### GOAL OF THE EXERCISE
Set down every entry again word for word, please, but skip the pictures.

### SUPPLIED DATA
• • • • •

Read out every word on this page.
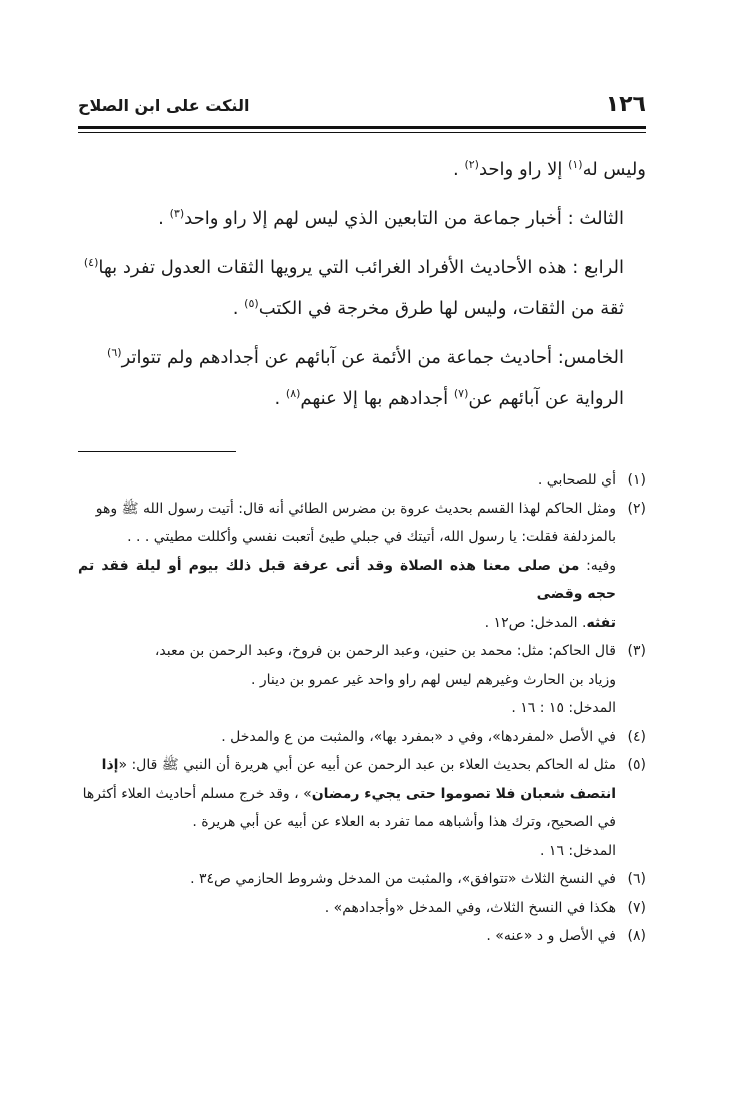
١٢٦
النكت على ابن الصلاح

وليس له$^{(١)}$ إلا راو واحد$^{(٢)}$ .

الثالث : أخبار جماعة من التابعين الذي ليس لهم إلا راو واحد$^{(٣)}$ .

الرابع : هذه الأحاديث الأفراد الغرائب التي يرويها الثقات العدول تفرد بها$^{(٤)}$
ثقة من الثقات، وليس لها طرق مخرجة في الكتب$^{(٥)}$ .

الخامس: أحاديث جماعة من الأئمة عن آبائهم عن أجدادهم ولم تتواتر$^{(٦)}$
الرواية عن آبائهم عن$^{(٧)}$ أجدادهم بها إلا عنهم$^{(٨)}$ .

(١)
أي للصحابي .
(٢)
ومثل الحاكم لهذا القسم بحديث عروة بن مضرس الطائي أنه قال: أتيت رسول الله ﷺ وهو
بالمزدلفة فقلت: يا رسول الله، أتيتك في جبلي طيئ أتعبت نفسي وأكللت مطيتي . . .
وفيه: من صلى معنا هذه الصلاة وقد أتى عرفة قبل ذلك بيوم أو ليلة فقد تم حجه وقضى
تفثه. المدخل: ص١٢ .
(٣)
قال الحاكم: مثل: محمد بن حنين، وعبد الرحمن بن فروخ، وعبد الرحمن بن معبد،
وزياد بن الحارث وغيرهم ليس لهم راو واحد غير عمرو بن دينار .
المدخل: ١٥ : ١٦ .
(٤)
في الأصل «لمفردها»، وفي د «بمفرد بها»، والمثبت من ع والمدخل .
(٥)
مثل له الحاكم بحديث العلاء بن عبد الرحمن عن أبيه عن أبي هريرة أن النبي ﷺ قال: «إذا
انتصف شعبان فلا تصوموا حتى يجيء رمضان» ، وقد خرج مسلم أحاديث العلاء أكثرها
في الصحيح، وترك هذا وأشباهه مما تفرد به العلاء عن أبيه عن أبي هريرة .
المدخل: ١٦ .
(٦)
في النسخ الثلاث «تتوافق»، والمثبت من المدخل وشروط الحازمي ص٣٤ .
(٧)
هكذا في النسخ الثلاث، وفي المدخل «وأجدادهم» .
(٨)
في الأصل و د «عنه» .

• • • • •

### THE OUTPUT
Read out every word on this page.
١٢٦
النكت على ابن الصلاح

وليس له$^{(١)}$ إلا راو واحد$^{(٢)}$ .

الثالث : أخبار جماعة من التابعين الذي ليس لهم إلا راو واحد$^{(٣)}$ .

الرابع : هذه الأحاديث الأفراد الغرائب التي يرويها الثقات العدول تفرد بها$^{(٤)}$
ثقة من الثقات، وليس لها طرق مخرجة في الكتب$^{(٥)}$ .

الخامس: أحاديث جماعة من الأئمة عن آبائهم عن أجدادهم ولم تتواتر$^{(٦)}$
الرواية عن آبائهم عن$^{(٧)}$ أجدادهم بها إلا عنهم$^{(٨)}$ .

(١)
أي للصحابي .
(٢)
ومثل الحاكم لهذا القسم بحديث عروة بن مضرس الطائي أنه قال: أتيت رسول الله ﷺ وهو
بالمزدلفة فقلت: يا رسول الله، أتيتك في جبلي طيئ أتعبت نفسي وأكللت مطيتي . . .
وفيه: من صلى معنا هذه الصلاة وقد أتى عرفة قبل ذلك بيوم أو ليلة فقد تم حجه وقضى
تفثه. المدخل: ص١٢ .
(٣)
قال الحاكم: مثل: محمد بن حنين، وعبد الرحمن بن فروخ، وعبد الرحمن بن معبد،
وزياد بن الحارث وغيرهم ليس لهم راو واحد غير عمرو بن دينار .
المدخل: ١٥ : ١٦ .
(٤)
في الأصل «لمفردها»، وفي د «بمفرد بها»، والمثبت من ع والمدخل .
(٥)
مثل له الحاكم بحديث العلاء بن عبد الرحمن عن أبيه عن أبي هريرة أن النبي ﷺ قال: «إذا
انتصف شعبان فلا تصوموا حتى يجيء رمضان» ، وقد خرج مسلم أحاديث العلاء أكثرها
في الصحيح، وترك هذا وأشباهه مما تفرد به العلاء عن أبيه عن أبي هريرة .
المدخل: ١٦ .
(٦)
في النسخ الثلاث «تتوافق»، والمثبت من المدخل وشروط الحازمي ص٣٤ .
(٧)
هكذا في النسخ الثلاث، وفي المدخل «وأجدادهم» .
(٨)
في الأصل و د «عنه» .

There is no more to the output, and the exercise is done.